(Saved entries)
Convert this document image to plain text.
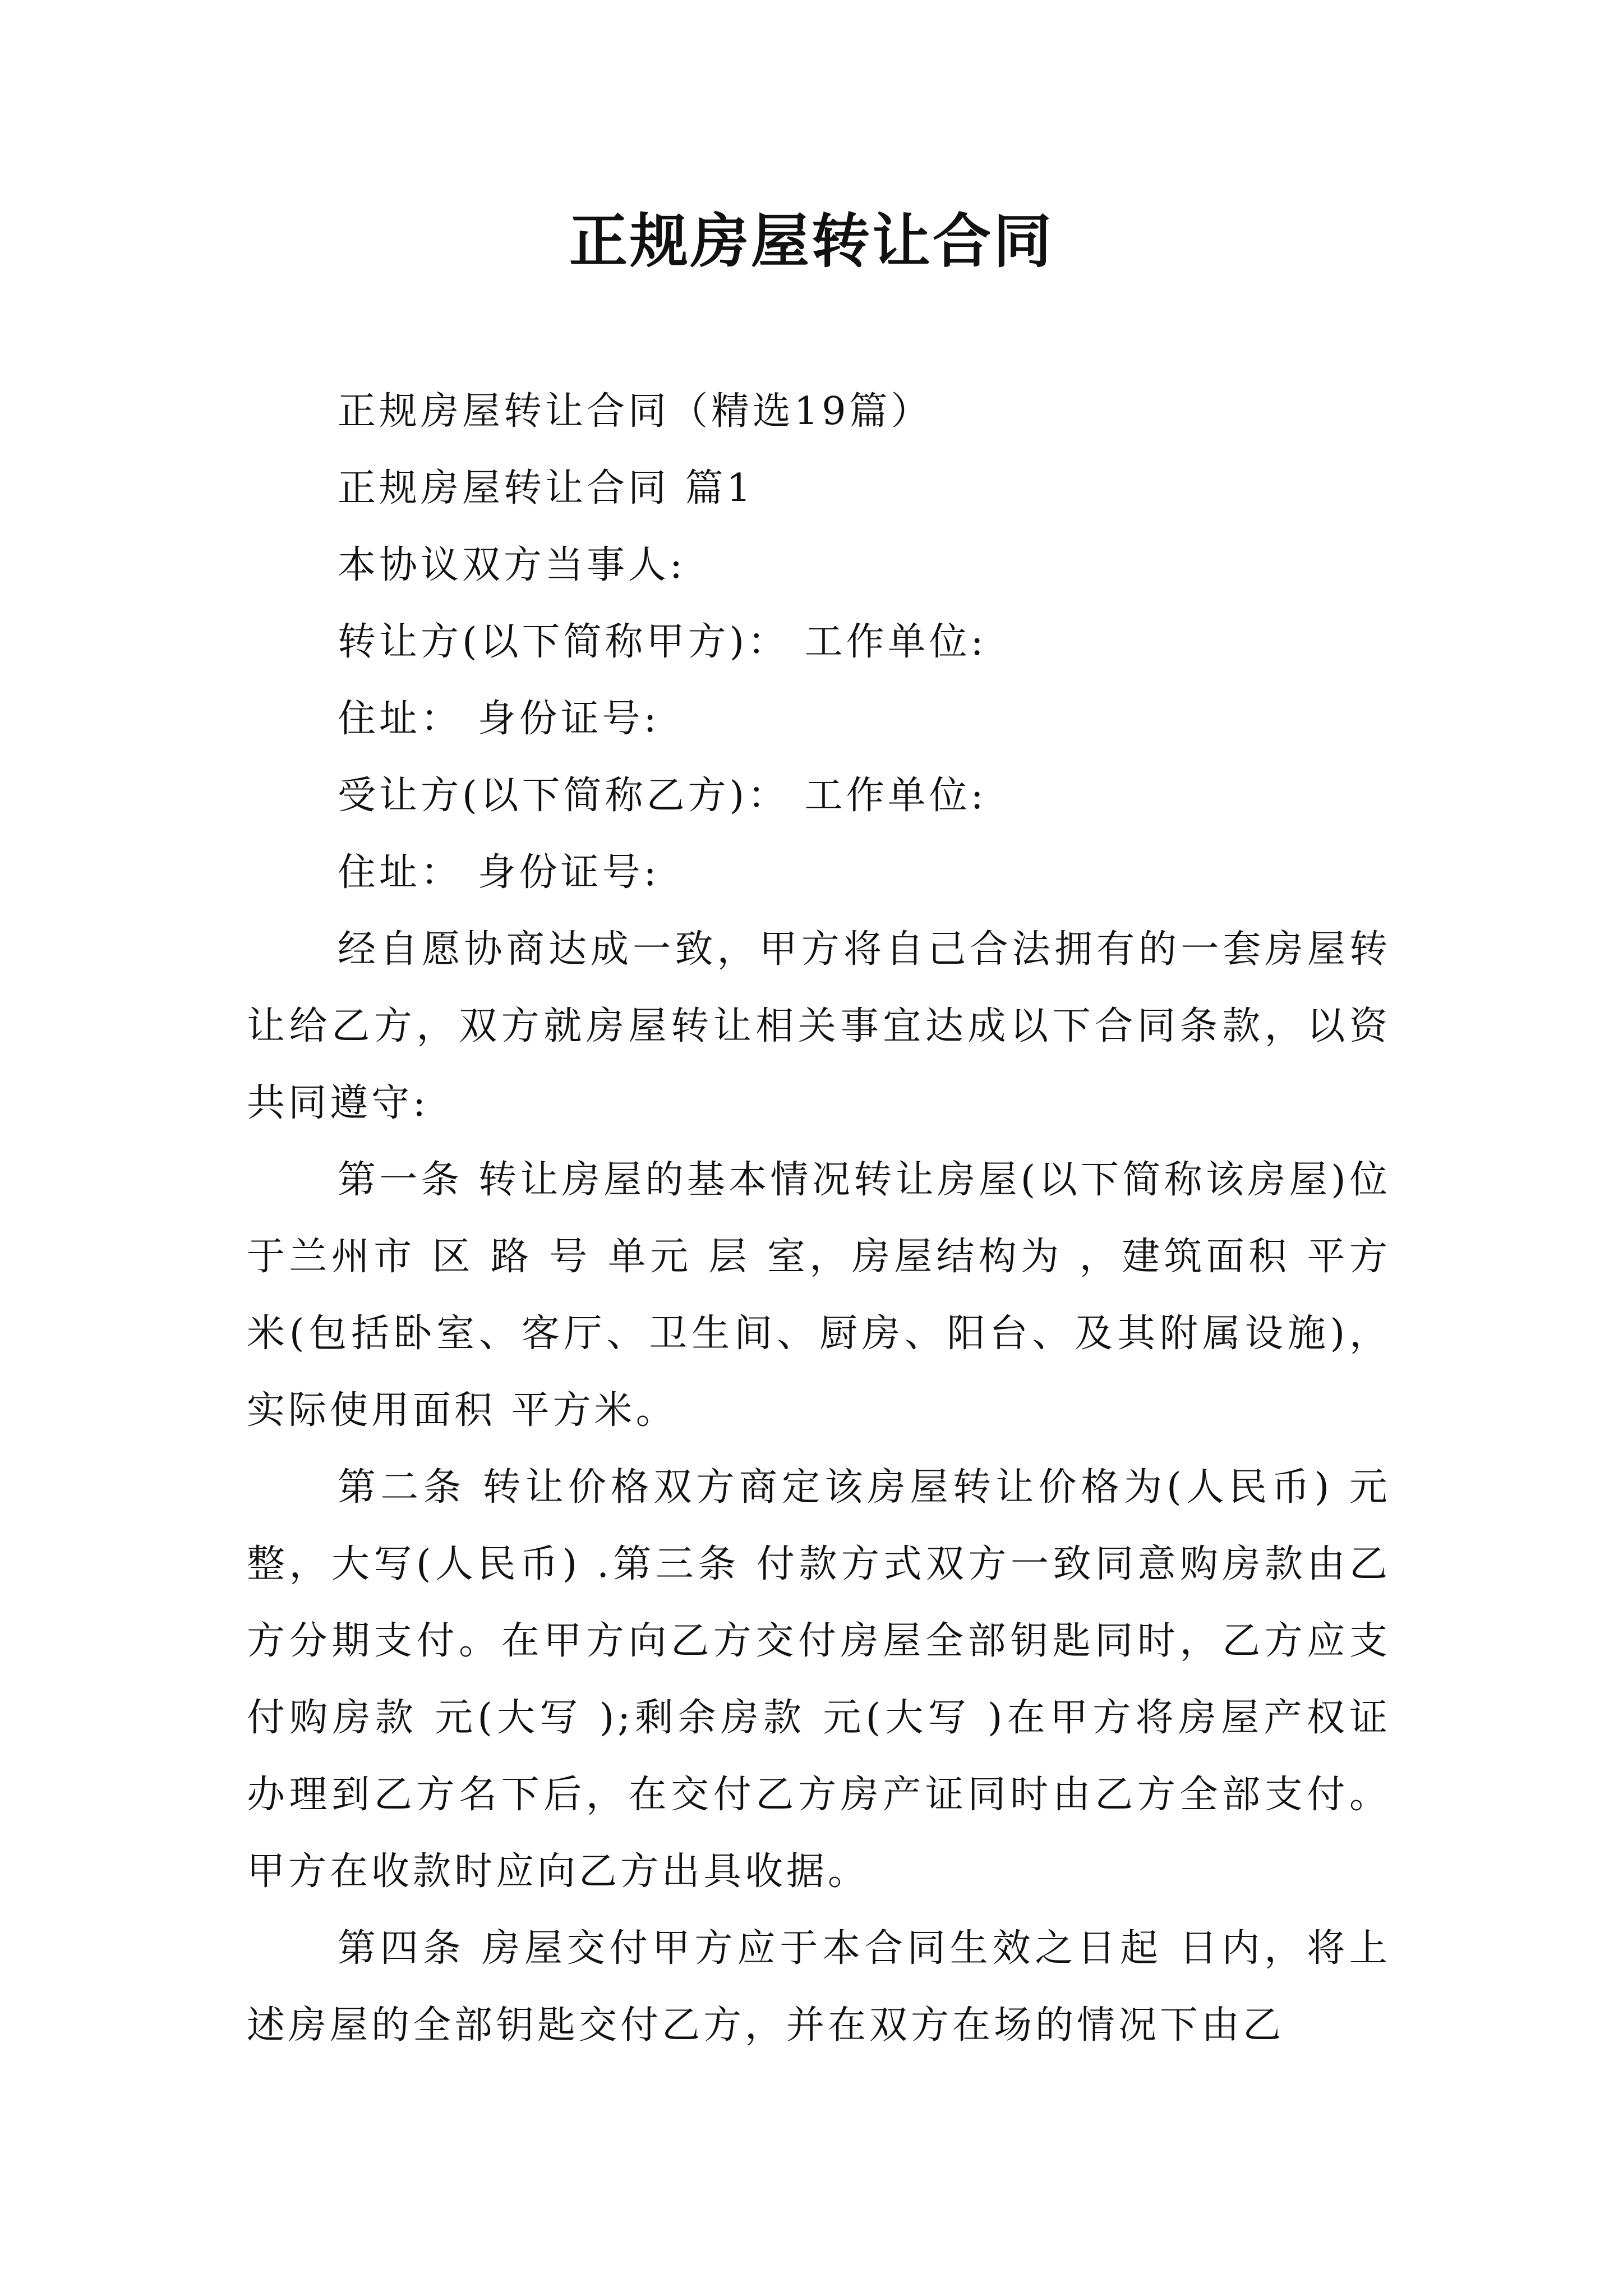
正规房屋转让合同

正规房屋转让合同（精选19篇）

正规房屋转让合同 篇1

本协议双方当事人:

转让方(以下简称甲方)： 工作单位:

住址： 身份证号:

受让方(以下简称乙方)： 工作单位:

住址： 身份证号:

经自愿协商达成一致，甲方将自己合法拥有的一套房屋转让给乙方，双方就房屋转让相关事宜达成以下合同条款，以资共同遵守:

第一条 转让房屋的基本情况转让房屋(以下简称该房屋)位于兰州市 区 路 号 单元 层 室，房屋结构为 ，建筑面积 平方米(包括卧室、客厅、卫生间、厨房、阳台、及其附属设施)，实际使用面积 平方米。

第二条 转让价格双方商定该房屋转让价格为(人民币) 元整，大写(人民币) .第三条 付款方式双方一致同意购房款由乙方分期支付。在甲方向乙方交付房屋全部钥匙同时，乙方应支付购房款 元(大写 );剩余房款 元(大写 )在甲方将房屋产权证办理到乙方名下后，在交付乙方房产证同时由乙方全部支付。甲方在收款时应向乙方出具收据。

第四条 房屋交付甲方应于本合同生效之日起 日内，将上述房屋的全部钥匙交付乙方，并在双方在场的情况下由乙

> [DIRECTION]: Write out the listing above exactly as it stands, pictures excluded.

> [RESPONSE]:
Convert this document image to plain text.
正规房屋转让合同

正规房屋转让合同（精选19篇）

正规房屋转让合同 篇1

本协议双方当事人:

转让方(以下简称甲方)： 工作单位:

住址： 身份证号:

受让方(以下简称乙方)： 工作单位:

住址： 身份证号:

经自愿协商达成一致，甲方将自己合法拥有的一套房屋转让给乙方，双方就房屋转让相关事宜达成以下合同条款，以资共同遵守:

第一条 转让房屋的基本情况转让房屋(以下简称该房屋)位于兰州市 区 路 号 单元 层 室，房屋结构为 ，建筑面积 平方米(包括卧室、客厅、卫生间、厨房、阳台、及其附属设施)，实际使用面积 平方米。

第二条 转让价格双方商定该房屋转让价格为(人民币) 元整，大写(人民币) .第三条 付款方式双方一致同意购房款由乙方分期支付。在甲方向乙方交付房屋全部钥匙同时，乙方应支付购房款 元(大写 );剩余房款 元(大写 )在甲方将房屋产权证办理到乙方名下后，在交付乙方房产证同时由乙方全部支付。甲方在收款时应向乙方出具收据。

第四条 房屋交付甲方应于本合同生效之日起 日内，将上述房屋的全部钥匙交付乙方，并在双方在场的情况下由乙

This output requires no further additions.